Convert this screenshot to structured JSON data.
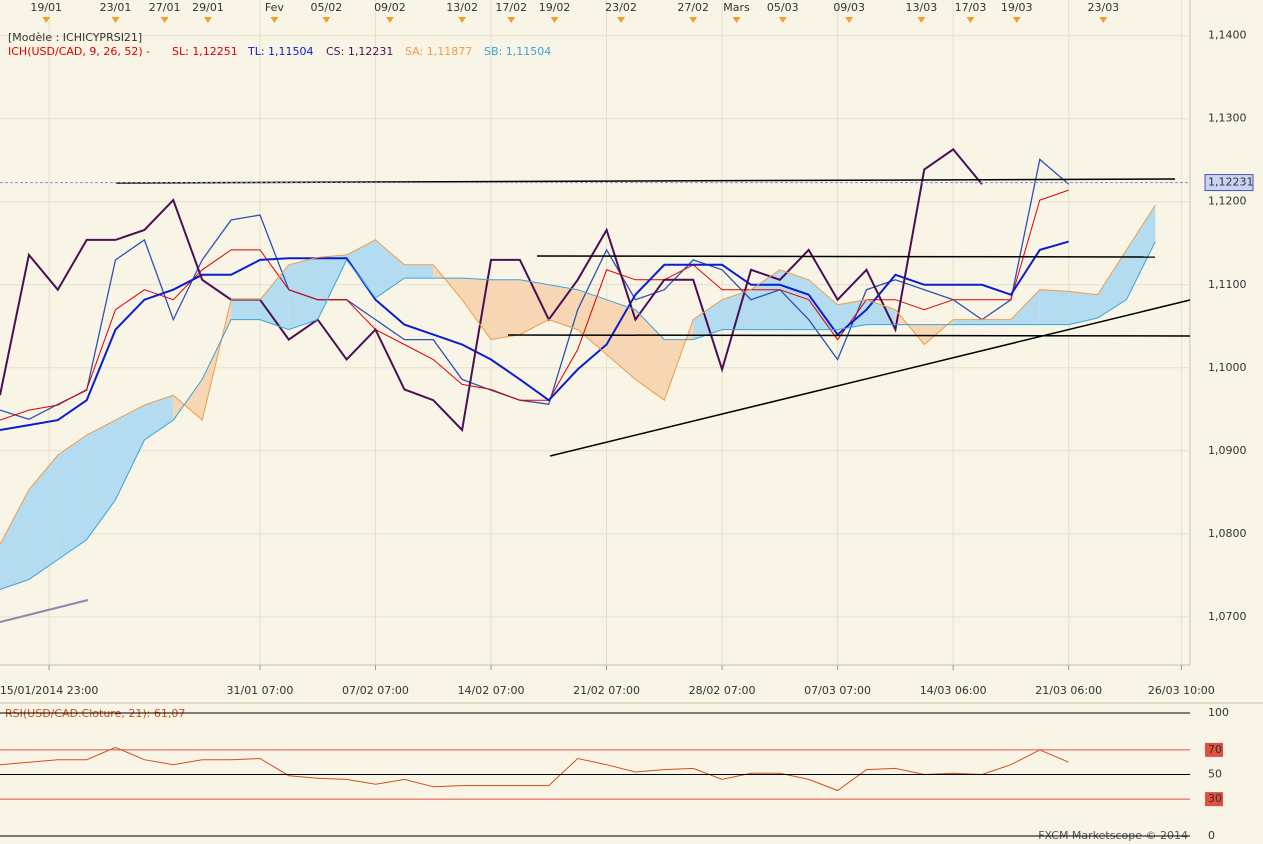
{
  "chart_data": [
    {
      "type": "line",
      "title": "[Modèle : ICHICYPRSI21]",
      "indicator": "ICH(USD/CAD, 9, 26, 52) -",
      "xlim": [
        0,
        41.2
      ],
      "ylim": [
        1.0642,
        1.1443
      ],
      "yticks": [
        {
          "value": 1.14,
          "label": "1,1400"
        },
        {
          "value": 1.13,
          "label": "1,1300"
        },
        {
          "value": 1.12,
          "label": "1,1200"
        },
        {
          "value": 1.11,
          "label": "1,1100"
        },
        {
          "value": 1.1,
          "label": "1,1000"
        },
        {
          "value": 1.09,
          "label": "1,0900"
        },
        {
          "value": 1.08,
          "label": "1,0800"
        },
        {
          "value": 1.07,
          "label": "1,0700"
        }
      ],
      "xticks": [
        {
          "value": 1.7,
          "label": "15/01/2014 23:00"
        },
        {
          "value": 9,
          "label": "31/01 07:00"
        },
        {
          "value": 13,
          "label": "07/02 07:00"
        },
        {
          "value": 17,
          "label": "14/02 07:00"
        },
        {
          "value": 21,
          "label": "21/02 07:00"
        },
        {
          "value": 25,
          "label": "28/02 07:00"
        },
        {
          "value": 29,
          "label": "07/03 07:00"
        },
        {
          "value": 33,
          "label": "14/03 06:00"
        },
        {
          "value": 37,
          "label": "21/03 06:00"
        },
        {
          "value": 40.9,
          "label": "26/03 10:00"
        }
      ],
      "x2ticks": [
        {
          "value": 1.6,
          "label": "19/01"
        },
        {
          "value": 4.0,
          "label": "23/01"
        },
        {
          "value": 5.7,
          "label": "27/01"
        },
        {
          "value": 7.2,
          "label": "29/01"
        },
        {
          "value": 9.5,
          "label": "Fev"
        },
        {
          "value": 11.3,
          "label": "05/02"
        },
        {
          "value": 13.5,
          "label": "09/02"
        },
        {
          "value": 16.0,
          "label": "13/02"
        },
        {
          "value": 17.7,
          "label": "17/02"
        },
        {
          "value": 19.2,
          "label": "19/02"
        },
        {
          "value": 21.5,
          "label": "23/02"
        },
        {
          "value": 24.0,
          "label": "27/02"
        },
        {
          "value": 25.5,
          "label": "Mars"
        },
        {
          "value": 27.1,
          "label": "05/03"
        },
        {
          "value": 29.4,
          "label": "09/03"
        },
        {
          "value": 31.9,
          "label": "13/03"
        },
        {
          "value": 33.6,
          "label": "17/03"
        },
        {
          "value": 35.2,
          "label": "19/03"
        },
        {
          "value": 38.2,
          "label": "23/03"
        }
      ],
      "current_price": {
        "value": 1.12231,
        "label": "1,12231"
      },
      "grid": true,
      "cloud_colors": {
        "up": "#b4dcf0",
        "down": "#f7d6b3"
      },
      "x": [
        0,
        1,
        2,
        3,
        4,
        5,
        6,
        7,
        8,
        9,
        10,
        11,
        12,
        13,
        14,
        15,
        16,
        17,
        18,
        19,
        20,
        21,
        22,
        23,
        24,
        25,
        26,
        27,
        28,
        29,
        30,
        31,
        32,
        33,
        34,
        35,
        36,
        37,
        38,
        39,
        40
      ],
      "series": [
        {
          "color": "#2f52b0",
          "width": 1.3,
          "values": [
            1.0949,
            1.0938,
            1.0956,
            1.0973,
            1.113,
            1.1154,
            1.1058,
            1.113,
            1.1178,
            1.1184,
            1.1094,
            1.1082,
            1.1082,
            1.1058,
            1.1034,
            1.1034,
            1.0986,
            1.0973,
            1.0961,
            1.0956,
            1.107,
            1.1142,
            1.1082,
            1.1094,
            1.113,
            1.1118,
            1.1082,
            1.1094,
            1.1058,
            1.101,
            1.1094,
            1.1106,
            1.1094,
            1.1082,
            1.1058,
            1.1082,
            1.1251,
            1.1221,
            null,
            null,
            null
          ]
        },
        {
          "name": "SL: 1,12251",
          "color": "#dd0000",
          "width": 1,
          "values": [
            1.0937,
            1.0949,
            1.0955,
            1.0974,
            1.107,
            1.1094,
            1.1082,
            1.1118,
            1.1142,
            1.1142,
            1.1094,
            1.1082,
            1.1082,
            1.1046,
            1.1028,
            1.101,
            1.098,
            1.0974,
            1.0961,
            1.0961,
            1.1022,
            1.1118,
            1.1106,
            1.1106,
            1.1124,
            1.1094,
            1.1094,
            1.1094,
            1.1082,
            1.1034,
            1.1082,
            1.1082,
            1.107,
            1.1082,
            1.1082,
            1.1082,
            1.1202,
            1.1214,
            null,
            null,
            null
          ]
        },
        {
          "name": "TL: 1,11504",
          "color": "#0a1ecc",
          "width": 2,
          "values": [
            1.0925,
            1.0931,
            1.0937,
            1.0961,
            1.1046,
            1.1082,
            1.1094,
            1.1112,
            1.1112,
            1.113,
            1.1132,
            1.1132,
            1.1132,
            1.1082,
            1.1052,
            1.104,
            1.1028,
            1.101,
            1.0986,
            1.0961,
            1.0998,
            1.1028,
            1.1088,
            1.1124,
            1.1124,
            1.1124,
            1.11,
            1.11,
            1.1088,
            1.104,
            1.107,
            1.1112,
            1.11,
            1.11,
            1.11,
            1.1088,
            1.1142,
            1.1152,
            null,
            null,
            null
          ]
        },
        {
          "name": "CS: 1,12231",
          "color": "#4b0f55",
          "width": 2,
          "values": [
            1.0967,
            1.1136,
            1.1094,
            1.1154,
            1.1154,
            1.1166,
            1.1202,
            1.1106,
            1.1082,
            1.1082,
            1.1034,
            1.1058,
            1.101,
            1.1046,
            1.0974,
            1.0961,
            1.0925,
            1.113,
            1.113,
            1.1058,
            1.1106,
            1.1166,
            1.1058,
            1.1106,
            1.1106,
            1.0998,
            1.1118,
            1.1106,
            1.1142,
            1.1082,
            1.1118,
            1.1046,
            1.1239,
            1.1263,
            1.1221,
            null,
            null,
            null,
            null,
            null,
            null
          ]
        },
        {
          "name": "SA: 1,11877",
          "color": "#f29a4a",
          "width": 1,
          "values": [
            1.0787,
            1.0853,
            1.0895,
            1.0919,
            1.0937,
            1.0955,
            1.0967,
            1.0937,
            1.1082,
            1.1082,
            1.1124,
            1.1133,
            1.1136,
            1.1154,
            1.1124,
            1.1124,
            1.1082,
            1.1034,
            1.104,
            1.1058,
            1.1046,
            1.1016,
            1.0986,
            1.0961,
            1.1058,
            1.1082,
            1.1094,
            1.1118,
            1.1106,
            1.1076,
            1.1082,
            1.107,
            1.1028,
            1.1058,
            1.1058,
            1.1058,
            1.1094,
            1.1092,
            1.1088,
            1.1142,
            1.1196
          ]
        },
        {
          "name": "SB: 1,11504",
          "color": "#3aa3da",
          "width": 1,
          "values": [
            1.0733,
            1.0745,
            1.0769,
            1.0793,
            1.0841,
            1.0913,
            1.0937,
            1.0986,
            1.1058,
            1.1058,
            1.1046,
            1.1058,
            1.113,
            1.1084,
            1.1108,
            1.1108,
            1.1108,
            1.1106,
            1.1106,
            1.11,
            1.1094,
            1.1082,
            1.107,
            1.1034,
            1.1034,
            1.1046,
            1.1046,
            1.1046,
            1.1046,
            1.1046,
            1.1052,
            1.1052,
            1.1052,
            1.1052,
            1.1052,
            1.1052,
            1.1052,
            1.1052,
            1.106,
            1.1082,
            1.1152
          ]
        }
      ]
    },
    {
      "type": "line",
      "title": "RSI(USD/CAD.Cloture, 21): 61,07",
      "footer": "FXCM Marketscope © 2014",
      "xlim": [
        0,
        41.2
      ],
      "ylim": [
        0,
        100
      ],
      "yticks": [
        100,
        70,
        50,
        30,
        0
      ],
      "tick_line_colors": [
        "#000000",
        "#e05040",
        "#000000",
        "#e05040",
        "#000000"
      ],
      "x": [
        0,
        1,
        2,
        3,
        4,
        5,
        6,
        7,
        8,
        9,
        10,
        11,
        12,
        13,
        14,
        15,
        16,
        17,
        18,
        19,
        20,
        21,
        22,
        23,
        24,
        25,
        26,
        27,
        28,
        29,
        30,
        31,
        32,
        33,
        34,
        35,
        36,
        37
      ],
      "series": [
        {
          "color": "#d0501c",
          "width": 1,
          "values": [
            58,
            60,
            62,
            62,
            72,
            62,
            58,
            62,
            62,
            63,
            49,
            47,
            46,
            42,
            46,
            40,
            41,
            41,
            41,
            41,
            63,
            58,
            52,
            54,
            55,
            46,
            51,
            51,
            46,
            37,
            54,
            55,
            50,
            51,
            50,
            58,
            70,
            60
          ]
        }
      ]
    }
  ]
}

........

* [Objective]
Of the lines above, how many hold the string "title"? Answer with only the number.

* [Finished exercise]
2